<<<<

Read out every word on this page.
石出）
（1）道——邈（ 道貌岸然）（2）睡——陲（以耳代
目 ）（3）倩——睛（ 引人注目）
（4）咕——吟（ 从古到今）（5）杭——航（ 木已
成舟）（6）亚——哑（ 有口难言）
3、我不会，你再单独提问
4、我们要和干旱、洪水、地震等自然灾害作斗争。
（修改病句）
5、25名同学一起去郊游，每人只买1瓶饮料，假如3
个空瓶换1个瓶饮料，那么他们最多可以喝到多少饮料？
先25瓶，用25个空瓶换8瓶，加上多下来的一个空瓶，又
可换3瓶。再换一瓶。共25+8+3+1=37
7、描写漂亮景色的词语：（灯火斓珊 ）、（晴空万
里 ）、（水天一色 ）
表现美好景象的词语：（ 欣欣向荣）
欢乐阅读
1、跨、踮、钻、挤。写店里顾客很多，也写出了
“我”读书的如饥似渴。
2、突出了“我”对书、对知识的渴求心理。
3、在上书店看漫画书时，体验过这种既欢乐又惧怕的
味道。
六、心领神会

>>>>

- Your instructions
Repeat the data above, word for word.

- Full output
Read out every word on this page.
石出）
（1）道——邈（ 道貌岸然）（2）睡——陲（以耳代
目 ）（3）倩——睛（ 引人注目）
（4）咕——吟（ 从古到今）（5）杭——航（ 木已
成舟）（6）亚——哑（ 有口难言）
3、我不会，你再单独提问
4、我们要和干旱、洪水、地震等自然灾害作斗争。
（修改病句）
5、25名同学一起去郊游，每人只买1瓶饮料，假如3
个空瓶换1个瓶饮料，那么他们最多可以喝到多少饮料？
先25瓶，用25个空瓶换8瓶，加上多下来的一个空瓶，又
可换3瓶。再换一瓶。共25+8+3+1=37
7、描写漂亮景色的词语：（灯火斓珊 ）、（晴空万
里 ）、（水天一色 ）
表现美好景象的词语：（ 欣欣向荣）
欢乐阅读
1、跨、踮、钻、挤。写店里顾客很多，也写出了
“我”读书的如饥似渴。
2、突出了“我”对书、对知识的渴求心理。
3、在上书店看漫画书时，体验过这种既欢乐又惧怕的
味道。
六、心领神会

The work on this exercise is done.